STATED TASK | In the entries, find all lines that hold the word "ТЕТРАХЛОРГЕПТАН" and copy them.

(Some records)
━━━
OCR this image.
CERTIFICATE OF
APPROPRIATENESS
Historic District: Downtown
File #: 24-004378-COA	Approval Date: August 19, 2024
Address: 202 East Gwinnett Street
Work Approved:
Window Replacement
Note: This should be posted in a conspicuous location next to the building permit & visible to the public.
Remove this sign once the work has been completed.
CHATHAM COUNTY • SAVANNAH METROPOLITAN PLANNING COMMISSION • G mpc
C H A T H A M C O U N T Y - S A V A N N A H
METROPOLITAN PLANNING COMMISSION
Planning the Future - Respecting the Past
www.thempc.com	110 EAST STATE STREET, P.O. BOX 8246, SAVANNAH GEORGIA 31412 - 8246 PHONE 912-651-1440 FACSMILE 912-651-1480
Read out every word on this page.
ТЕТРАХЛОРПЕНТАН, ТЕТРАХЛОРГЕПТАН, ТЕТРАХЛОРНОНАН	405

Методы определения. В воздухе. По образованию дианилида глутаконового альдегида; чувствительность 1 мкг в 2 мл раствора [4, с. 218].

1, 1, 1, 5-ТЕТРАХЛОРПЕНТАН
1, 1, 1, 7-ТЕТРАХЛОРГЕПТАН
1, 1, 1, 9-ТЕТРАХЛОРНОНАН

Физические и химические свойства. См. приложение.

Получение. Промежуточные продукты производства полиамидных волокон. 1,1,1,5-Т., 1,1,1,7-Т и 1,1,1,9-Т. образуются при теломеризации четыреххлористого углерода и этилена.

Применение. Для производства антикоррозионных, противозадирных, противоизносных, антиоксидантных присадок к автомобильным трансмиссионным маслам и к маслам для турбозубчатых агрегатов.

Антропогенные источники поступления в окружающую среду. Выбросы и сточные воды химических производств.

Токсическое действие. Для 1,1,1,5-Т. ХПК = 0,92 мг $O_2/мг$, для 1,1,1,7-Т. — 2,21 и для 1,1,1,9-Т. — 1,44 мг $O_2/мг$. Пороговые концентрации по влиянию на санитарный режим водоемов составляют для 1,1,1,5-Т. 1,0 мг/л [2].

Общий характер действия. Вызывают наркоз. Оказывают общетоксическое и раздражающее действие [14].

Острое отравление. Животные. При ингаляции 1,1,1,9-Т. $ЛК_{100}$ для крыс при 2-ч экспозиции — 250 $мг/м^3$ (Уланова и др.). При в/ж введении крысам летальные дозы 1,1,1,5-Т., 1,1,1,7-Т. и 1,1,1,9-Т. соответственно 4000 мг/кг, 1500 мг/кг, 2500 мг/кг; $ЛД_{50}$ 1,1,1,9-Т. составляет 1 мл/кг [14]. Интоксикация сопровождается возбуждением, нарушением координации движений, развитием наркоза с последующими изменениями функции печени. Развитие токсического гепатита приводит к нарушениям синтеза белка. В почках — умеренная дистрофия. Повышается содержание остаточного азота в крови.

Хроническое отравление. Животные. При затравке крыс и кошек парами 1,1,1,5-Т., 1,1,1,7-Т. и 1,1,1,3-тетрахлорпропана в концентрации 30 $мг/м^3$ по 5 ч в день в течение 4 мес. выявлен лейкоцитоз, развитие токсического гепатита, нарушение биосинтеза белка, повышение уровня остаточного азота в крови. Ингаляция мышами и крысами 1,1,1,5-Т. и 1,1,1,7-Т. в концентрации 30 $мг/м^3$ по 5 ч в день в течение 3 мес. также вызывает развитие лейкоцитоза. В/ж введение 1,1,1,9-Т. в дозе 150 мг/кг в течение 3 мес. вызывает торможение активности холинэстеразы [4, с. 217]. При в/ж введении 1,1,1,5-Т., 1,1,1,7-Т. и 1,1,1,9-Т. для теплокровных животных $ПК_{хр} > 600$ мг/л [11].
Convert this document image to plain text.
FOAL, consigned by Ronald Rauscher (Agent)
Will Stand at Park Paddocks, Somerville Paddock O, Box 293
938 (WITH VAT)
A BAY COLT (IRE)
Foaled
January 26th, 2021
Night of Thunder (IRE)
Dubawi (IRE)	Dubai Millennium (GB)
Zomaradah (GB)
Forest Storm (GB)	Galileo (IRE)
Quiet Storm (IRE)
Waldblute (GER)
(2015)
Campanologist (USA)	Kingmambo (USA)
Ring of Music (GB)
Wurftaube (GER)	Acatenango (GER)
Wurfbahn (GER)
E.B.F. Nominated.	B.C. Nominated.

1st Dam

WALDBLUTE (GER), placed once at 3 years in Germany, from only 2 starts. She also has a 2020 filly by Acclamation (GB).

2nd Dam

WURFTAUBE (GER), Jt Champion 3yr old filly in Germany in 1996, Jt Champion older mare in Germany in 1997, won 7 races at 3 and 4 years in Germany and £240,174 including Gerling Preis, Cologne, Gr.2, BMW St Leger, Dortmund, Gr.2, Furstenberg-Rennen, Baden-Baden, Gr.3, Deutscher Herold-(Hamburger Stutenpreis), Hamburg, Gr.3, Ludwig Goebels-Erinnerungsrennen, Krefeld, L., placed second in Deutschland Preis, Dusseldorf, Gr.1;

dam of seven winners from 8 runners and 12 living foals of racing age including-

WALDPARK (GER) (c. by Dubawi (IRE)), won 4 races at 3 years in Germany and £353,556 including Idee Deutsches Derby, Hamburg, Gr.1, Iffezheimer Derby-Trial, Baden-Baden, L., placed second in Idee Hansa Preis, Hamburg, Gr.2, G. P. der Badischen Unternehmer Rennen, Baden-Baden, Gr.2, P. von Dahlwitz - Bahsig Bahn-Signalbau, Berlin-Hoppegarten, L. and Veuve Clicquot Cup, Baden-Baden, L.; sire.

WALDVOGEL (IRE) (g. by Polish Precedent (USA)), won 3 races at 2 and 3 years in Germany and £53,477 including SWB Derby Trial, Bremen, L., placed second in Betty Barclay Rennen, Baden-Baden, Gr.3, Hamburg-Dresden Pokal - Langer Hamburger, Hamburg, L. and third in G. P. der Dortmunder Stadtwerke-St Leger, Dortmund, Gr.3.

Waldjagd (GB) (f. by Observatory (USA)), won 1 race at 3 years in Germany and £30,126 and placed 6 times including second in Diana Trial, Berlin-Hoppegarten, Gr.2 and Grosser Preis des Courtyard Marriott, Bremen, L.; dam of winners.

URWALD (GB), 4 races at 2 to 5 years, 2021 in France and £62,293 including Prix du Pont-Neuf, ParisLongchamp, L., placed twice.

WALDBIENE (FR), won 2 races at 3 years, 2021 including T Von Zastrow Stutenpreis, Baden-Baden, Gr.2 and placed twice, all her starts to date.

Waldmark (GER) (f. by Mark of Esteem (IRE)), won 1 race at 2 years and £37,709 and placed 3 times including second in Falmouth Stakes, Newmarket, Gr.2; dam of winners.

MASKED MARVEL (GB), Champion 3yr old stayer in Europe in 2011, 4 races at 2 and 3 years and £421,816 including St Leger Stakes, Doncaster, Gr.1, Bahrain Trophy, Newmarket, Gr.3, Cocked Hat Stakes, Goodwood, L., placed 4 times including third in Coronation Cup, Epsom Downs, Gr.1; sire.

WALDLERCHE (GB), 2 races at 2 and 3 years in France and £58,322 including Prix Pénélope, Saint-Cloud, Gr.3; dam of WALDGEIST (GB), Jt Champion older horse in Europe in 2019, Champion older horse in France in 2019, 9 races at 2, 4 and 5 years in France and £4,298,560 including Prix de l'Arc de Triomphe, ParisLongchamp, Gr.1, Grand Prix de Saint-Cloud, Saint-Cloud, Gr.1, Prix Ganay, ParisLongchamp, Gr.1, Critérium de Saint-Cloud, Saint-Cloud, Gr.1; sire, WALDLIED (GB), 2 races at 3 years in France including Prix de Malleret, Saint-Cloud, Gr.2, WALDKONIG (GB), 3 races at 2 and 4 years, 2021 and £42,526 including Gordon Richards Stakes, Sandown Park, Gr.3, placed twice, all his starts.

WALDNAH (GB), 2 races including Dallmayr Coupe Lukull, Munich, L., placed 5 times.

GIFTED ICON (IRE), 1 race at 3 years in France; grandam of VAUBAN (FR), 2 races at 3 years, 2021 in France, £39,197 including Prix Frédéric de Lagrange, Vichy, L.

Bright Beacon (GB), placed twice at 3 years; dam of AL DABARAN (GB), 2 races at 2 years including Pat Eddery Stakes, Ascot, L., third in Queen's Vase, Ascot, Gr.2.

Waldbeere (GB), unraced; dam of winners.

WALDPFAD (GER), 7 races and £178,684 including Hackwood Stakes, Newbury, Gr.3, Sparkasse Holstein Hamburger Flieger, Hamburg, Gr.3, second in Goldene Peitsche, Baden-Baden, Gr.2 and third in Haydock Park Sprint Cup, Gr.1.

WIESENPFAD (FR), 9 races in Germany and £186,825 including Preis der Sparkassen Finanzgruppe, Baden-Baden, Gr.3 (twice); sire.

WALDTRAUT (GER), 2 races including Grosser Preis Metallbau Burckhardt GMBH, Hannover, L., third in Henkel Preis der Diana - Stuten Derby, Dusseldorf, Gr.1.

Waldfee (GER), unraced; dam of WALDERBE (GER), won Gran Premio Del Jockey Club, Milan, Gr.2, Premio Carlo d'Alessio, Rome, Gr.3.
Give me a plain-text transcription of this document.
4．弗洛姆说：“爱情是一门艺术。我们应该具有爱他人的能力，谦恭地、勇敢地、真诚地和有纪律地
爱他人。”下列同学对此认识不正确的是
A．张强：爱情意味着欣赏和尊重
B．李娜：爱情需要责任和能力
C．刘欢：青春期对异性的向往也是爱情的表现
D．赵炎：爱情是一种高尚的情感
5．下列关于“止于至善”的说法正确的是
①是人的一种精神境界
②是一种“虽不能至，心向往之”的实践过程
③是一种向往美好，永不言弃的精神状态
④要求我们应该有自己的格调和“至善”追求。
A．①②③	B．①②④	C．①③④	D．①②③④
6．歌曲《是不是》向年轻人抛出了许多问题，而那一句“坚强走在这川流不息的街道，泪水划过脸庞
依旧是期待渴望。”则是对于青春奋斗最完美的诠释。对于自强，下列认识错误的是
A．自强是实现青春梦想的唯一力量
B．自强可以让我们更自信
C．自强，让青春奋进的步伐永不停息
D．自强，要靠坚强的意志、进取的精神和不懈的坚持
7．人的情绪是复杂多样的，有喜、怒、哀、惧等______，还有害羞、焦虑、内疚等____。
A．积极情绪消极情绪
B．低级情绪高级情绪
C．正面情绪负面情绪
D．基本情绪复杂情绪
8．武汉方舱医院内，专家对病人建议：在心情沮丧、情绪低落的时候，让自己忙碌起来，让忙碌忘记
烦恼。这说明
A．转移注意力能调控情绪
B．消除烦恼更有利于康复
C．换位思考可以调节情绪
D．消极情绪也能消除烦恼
━━━
SOLUTION TO THIS PROBLEM |
ТЕТРАХЛОРПЕНТАН, ТЕТРАХЛОРГЕПТАН, ТЕТРАХЛОРНОНАН	405
1, 1, 1, 7-ТЕТРАХЛОРГЕПТАН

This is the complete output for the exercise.